[BEGIN Material for this exercise]

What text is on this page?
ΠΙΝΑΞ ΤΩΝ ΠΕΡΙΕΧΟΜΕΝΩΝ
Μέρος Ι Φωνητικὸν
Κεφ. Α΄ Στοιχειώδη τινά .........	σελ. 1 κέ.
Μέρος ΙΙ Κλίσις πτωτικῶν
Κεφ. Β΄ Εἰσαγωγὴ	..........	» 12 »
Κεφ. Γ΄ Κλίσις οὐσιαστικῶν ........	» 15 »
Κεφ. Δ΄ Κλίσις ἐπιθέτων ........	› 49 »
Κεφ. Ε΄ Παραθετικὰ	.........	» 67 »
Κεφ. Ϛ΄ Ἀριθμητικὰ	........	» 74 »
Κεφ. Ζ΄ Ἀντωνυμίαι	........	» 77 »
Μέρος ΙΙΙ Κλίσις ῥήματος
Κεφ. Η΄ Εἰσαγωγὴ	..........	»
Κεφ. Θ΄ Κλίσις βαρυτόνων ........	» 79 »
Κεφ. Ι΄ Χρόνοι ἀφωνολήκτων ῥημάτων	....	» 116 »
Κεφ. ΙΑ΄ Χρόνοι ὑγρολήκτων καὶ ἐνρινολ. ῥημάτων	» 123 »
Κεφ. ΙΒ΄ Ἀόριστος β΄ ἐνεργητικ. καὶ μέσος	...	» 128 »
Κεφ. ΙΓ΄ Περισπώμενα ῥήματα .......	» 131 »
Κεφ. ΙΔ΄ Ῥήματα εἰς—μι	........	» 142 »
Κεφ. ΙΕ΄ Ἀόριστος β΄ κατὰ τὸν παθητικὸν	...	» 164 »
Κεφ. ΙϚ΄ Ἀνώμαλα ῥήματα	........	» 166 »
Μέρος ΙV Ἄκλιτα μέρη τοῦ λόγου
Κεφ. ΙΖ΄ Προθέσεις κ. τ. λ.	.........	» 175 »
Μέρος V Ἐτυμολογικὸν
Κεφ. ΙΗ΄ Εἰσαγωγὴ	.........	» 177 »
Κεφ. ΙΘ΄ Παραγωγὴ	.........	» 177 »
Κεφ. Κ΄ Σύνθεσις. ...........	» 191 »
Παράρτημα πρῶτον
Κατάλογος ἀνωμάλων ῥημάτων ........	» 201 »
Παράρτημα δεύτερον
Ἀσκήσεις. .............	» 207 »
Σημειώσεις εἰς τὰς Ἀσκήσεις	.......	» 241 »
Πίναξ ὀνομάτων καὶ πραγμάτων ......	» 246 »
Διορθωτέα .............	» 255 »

[END Material for this exercise]

Look for the word "Κλίσις" in every line of the listing and copy the lines that have it.

Μέρος ΙΙ Κλίσις πτωτικῶν
Κεφ. Γ΄ Κλίσις οὐσιαστικῶν ........	» 15 »
Κεφ. Δ΄ Κλίσις ἐπιθέτων ........	› 49 »
Μέρος ΙΙΙ Κλίσις ῥήματος
Κεφ. Θ΄ Κλίσις βαρυτόνων ........	» 79 »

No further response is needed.